[Records from a dataset]
----------

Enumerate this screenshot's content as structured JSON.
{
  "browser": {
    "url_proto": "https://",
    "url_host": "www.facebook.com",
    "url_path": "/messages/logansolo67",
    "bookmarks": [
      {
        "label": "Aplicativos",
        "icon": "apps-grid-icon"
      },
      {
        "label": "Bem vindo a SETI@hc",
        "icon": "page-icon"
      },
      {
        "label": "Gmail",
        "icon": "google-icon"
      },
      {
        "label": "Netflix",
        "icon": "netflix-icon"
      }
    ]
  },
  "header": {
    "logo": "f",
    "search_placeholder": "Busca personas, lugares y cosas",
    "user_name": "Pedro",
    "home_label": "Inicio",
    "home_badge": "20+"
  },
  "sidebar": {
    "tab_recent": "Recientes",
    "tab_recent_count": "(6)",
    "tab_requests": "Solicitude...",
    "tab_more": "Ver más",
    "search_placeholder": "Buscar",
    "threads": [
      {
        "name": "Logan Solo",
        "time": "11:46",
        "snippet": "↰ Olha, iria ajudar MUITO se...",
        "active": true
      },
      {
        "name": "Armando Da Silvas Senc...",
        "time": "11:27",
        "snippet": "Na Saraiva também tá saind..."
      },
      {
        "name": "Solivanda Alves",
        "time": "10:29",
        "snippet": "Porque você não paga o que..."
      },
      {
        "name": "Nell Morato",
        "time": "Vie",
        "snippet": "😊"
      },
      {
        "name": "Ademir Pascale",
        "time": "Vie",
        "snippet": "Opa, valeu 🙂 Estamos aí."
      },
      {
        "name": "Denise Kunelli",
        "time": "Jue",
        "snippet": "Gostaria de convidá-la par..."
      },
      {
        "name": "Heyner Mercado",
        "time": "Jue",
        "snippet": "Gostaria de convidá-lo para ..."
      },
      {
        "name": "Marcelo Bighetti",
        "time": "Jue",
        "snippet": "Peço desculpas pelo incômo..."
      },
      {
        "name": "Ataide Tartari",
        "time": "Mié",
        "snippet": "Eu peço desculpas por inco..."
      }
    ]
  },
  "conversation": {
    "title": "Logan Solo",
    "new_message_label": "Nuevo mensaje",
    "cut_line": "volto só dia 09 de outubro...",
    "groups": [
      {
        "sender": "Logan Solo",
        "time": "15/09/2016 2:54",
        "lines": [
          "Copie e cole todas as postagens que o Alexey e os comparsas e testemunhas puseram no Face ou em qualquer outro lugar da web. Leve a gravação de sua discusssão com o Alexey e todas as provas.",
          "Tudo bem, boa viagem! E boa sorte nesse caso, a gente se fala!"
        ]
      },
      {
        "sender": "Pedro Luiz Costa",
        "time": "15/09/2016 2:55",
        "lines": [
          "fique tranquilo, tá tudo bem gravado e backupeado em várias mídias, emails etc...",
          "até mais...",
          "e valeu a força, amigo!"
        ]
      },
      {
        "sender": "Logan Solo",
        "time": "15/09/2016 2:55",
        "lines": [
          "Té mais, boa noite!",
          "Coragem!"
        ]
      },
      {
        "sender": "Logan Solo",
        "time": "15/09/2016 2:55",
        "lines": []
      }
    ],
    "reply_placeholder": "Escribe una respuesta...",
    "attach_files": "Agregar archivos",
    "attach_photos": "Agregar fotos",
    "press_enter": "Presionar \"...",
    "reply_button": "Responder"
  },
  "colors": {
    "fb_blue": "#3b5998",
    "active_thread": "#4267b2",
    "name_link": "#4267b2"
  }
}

----------

▶ **Objective**:
The records above are to be repeated exactly, in their entirety.

▶ **Finished task**:
Enumerate this screenshot's content as structured JSON.
{
  "browser": {
    "url_proto": "https://",
    "url_host": "www.facebook.com",
    "url_path": "/messages/logansolo67",
    "bookmarks": [
      {
        "label": "Aplicativos",
        "icon": "apps-grid-icon"
      },
      {
        "label": "Bem vindo a SETI@hc",
        "icon": "page-icon"
      },
      {
        "label": "Gmail",
        "icon": "google-icon"
      },
      {
        "label": "Netflix",
        "icon": "netflix-icon"
      }
    ]
  },
  "header": {
    "logo": "f",
    "search_placeholder": "Busca personas, lugares y cosas",
    "user_name": "Pedro",
    "home_label": "Inicio",
    "home_badge": "20+"
  },
  "sidebar": {
    "tab_recent": "Recientes",
    "tab_recent_count": "(6)",
    "tab_requests": "Solicitude...",
    "tab_more": "Ver más",
    "search_placeholder": "Buscar",
    "threads": [
      {
        "name": "Logan Solo",
        "time": "11:46",
        "snippet": "↰ Olha, iria ajudar MUITO se...",
        "active": true
      },
      {
        "name": "Armando Da Silvas Senc...",
        "time": "11:27",
        "snippet": "Na Saraiva também tá saind..."
      },
      {
        "name": "Solivanda Alves",
        "time": "10:29",
        "snippet": "Porque você não paga o que..."
      },
      {
        "name": "Nell Morato",
        "time": "Vie",
        "snippet": "😊"
      },
      {
        "name": "Ademir Pascale",
        "time": "Vie",
        "snippet": "Opa, valeu 🙂 Estamos aí."
      },
      {
        "name": "Denise Kunelli",
        "time": "Jue",
        "snippet": "Gostaria de convidá-la par..."
      },
      {
        "name": "Heyner Mercado",
        "time": "Jue",
        "snippet": "Gostaria de convidá-lo para ..."
      },
      {
        "name": "Marcelo Bighetti",
        "time": "Jue",
        "snippet": "Peço desculpas pelo incômo..."
      },
      {
        "name": "Ataide Tartari",
        "time": "Mié",
        "snippet": "Eu peço desculpas por inco..."
      }
    ]
  },
  "conversation": {
    "title": "Logan Solo",
    "new_message_label": "Nuevo mensaje",
    "cut_line": "volto só dia 09 de outubro...",
    "groups": [
      {
        "sender": "Logan Solo",
        "time": "15/09/2016 2:54",
        "lines": [
          "Copie e cole todas as postagens que o Alexey e os comparsas e testemunhas puseram no Face ou em qualquer outro lugar da web. Leve a gravação de sua discusssão com o Alexey e todas as provas.",
          "Tudo bem, boa viagem! E boa sorte nesse caso, a gente se fala!"
        ]
      },
      {
        "sender": "Pedro Luiz Costa",
        "time": "15/09/2016 2:55",
        "lines": [
          "fique tranquilo, tá tudo bem gravado e backupeado em várias mídias, emails etc...",
          "até mais...",
          "e valeu a força, amigo!"
        ]
      },
      {
        "sender": "Logan Solo",
        "time": "15/09/2016 2:55",
        "lines": [
          "Té mais, boa noite!",
          "Coragem!"
        ]
      },
      {
        "sender": "Logan Solo",
        "time": "15/09/2016 2:55",
        "lines": []
      }
    ],
    "reply_placeholder": "Escribe una respuesta...",
    "attach_files": "Agregar archivos",
    "attach_photos": "Agregar fotos",
    "press_enter": "Presionar \"...",
    "reply_button": "Responder"
  },
  "colors": {
    "fb_blue": "#3b5998",
    "active_thread": "#4267b2",
    "name_link": "#4267b2"
  }
}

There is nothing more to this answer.